===== Records provided

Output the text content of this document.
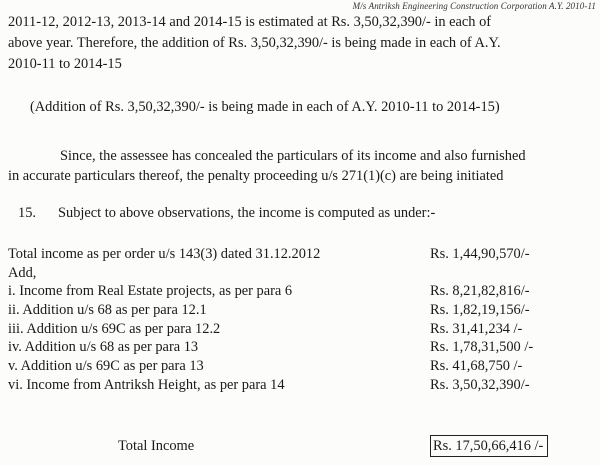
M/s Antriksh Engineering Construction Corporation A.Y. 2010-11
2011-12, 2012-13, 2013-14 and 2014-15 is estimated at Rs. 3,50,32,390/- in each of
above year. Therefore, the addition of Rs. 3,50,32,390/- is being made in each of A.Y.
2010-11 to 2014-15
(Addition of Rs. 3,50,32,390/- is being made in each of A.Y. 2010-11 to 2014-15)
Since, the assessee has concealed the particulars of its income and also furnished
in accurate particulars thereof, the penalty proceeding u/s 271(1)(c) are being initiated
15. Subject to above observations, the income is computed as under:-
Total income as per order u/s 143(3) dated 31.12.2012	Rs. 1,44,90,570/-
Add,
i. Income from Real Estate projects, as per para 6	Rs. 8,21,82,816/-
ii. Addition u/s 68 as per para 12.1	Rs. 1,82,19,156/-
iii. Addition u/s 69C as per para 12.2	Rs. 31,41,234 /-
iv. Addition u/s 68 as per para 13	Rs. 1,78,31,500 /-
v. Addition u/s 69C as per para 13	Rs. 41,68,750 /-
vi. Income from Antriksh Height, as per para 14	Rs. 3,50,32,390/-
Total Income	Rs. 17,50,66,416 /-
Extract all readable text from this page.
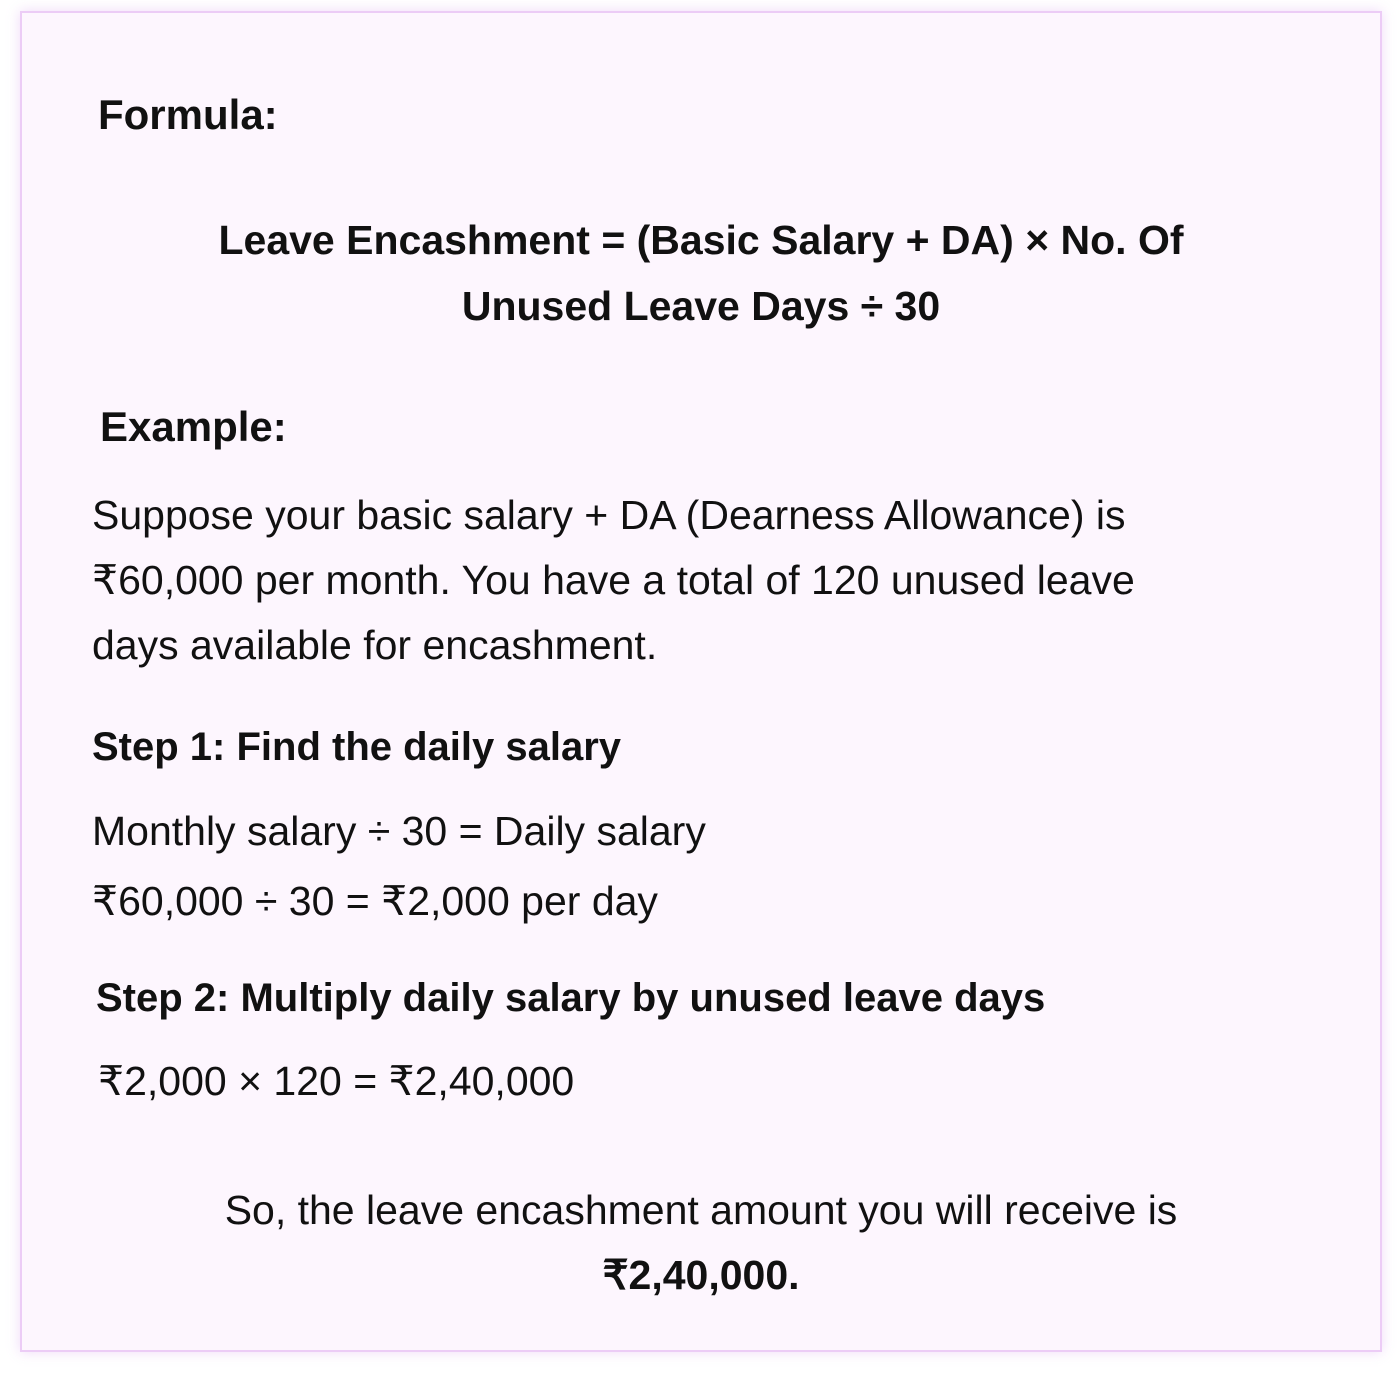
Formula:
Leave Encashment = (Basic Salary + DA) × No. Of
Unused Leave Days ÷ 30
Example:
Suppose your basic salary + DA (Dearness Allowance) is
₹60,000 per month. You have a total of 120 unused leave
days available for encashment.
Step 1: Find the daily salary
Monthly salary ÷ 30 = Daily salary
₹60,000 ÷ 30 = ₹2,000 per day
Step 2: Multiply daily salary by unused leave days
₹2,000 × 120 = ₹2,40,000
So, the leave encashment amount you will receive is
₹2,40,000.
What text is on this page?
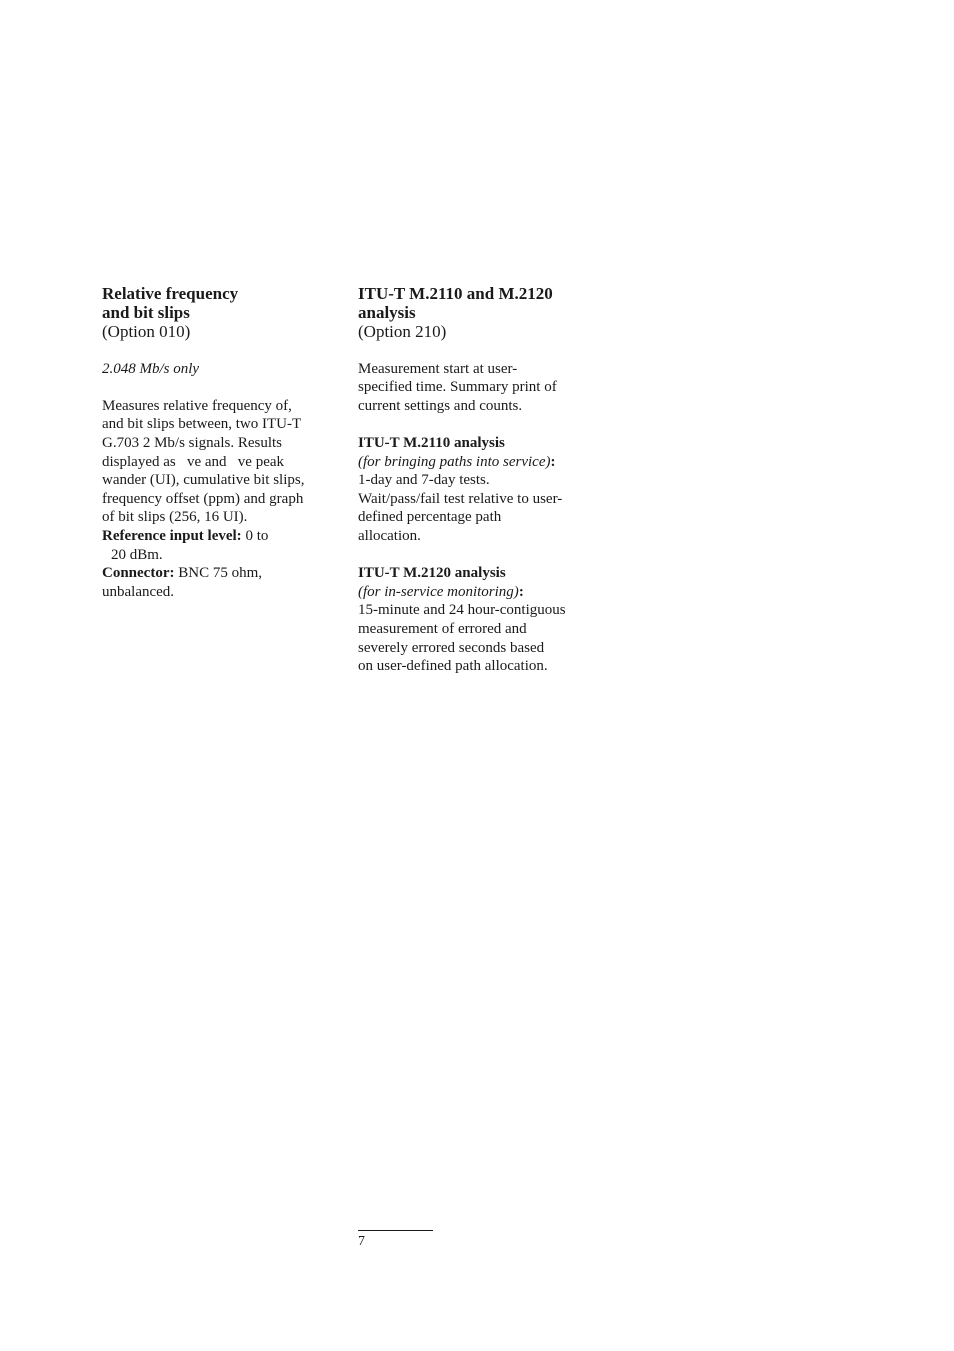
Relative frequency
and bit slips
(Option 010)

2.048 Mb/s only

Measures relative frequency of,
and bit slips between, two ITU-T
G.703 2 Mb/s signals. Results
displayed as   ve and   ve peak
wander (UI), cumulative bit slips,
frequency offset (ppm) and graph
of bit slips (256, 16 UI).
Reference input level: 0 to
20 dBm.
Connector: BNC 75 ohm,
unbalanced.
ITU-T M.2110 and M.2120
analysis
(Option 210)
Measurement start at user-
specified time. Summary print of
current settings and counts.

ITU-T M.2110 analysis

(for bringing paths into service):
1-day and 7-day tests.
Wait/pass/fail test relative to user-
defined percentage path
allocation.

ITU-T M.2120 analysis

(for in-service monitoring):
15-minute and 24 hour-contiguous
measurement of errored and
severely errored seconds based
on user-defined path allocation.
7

==========

What the task asks – Pass over all pictures while writing out the lines from the line with "What text is on this page?" through the last line exactly.

Solution –
What text is on this page?
Relative frequency
and bit slips
(Option 010)

2.048 Mb/s only

Measures relative frequency of,
and bit slips between, two ITU-T
G.703 2 Mb/s signals. Results
displayed as   ve and   ve peak
wander (UI), cumulative bit slips,
frequency offset (ppm) and graph
of bit slips (256, 16 UI).
Reference input level: 0 to
20 dBm.
Connector: BNC 75 ohm,
unbalanced.
ITU-T M.2110 and M.2120
analysis
(Option 210)
Measurement start at user-
specified time. Summary print of
current settings and counts.

ITU-T M.2110 analysis

(for bringing paths into service):
1-day and 7-day tests.
Wait/pass/fail test relative to user-
defined percentage path
allocation.

ITU-T M.2120 analysis

(for in-service monitoring):
15-minute and 24 hour-contiguous
measurement of errored and
severely errored seconds based
on user-defined path allocation.
7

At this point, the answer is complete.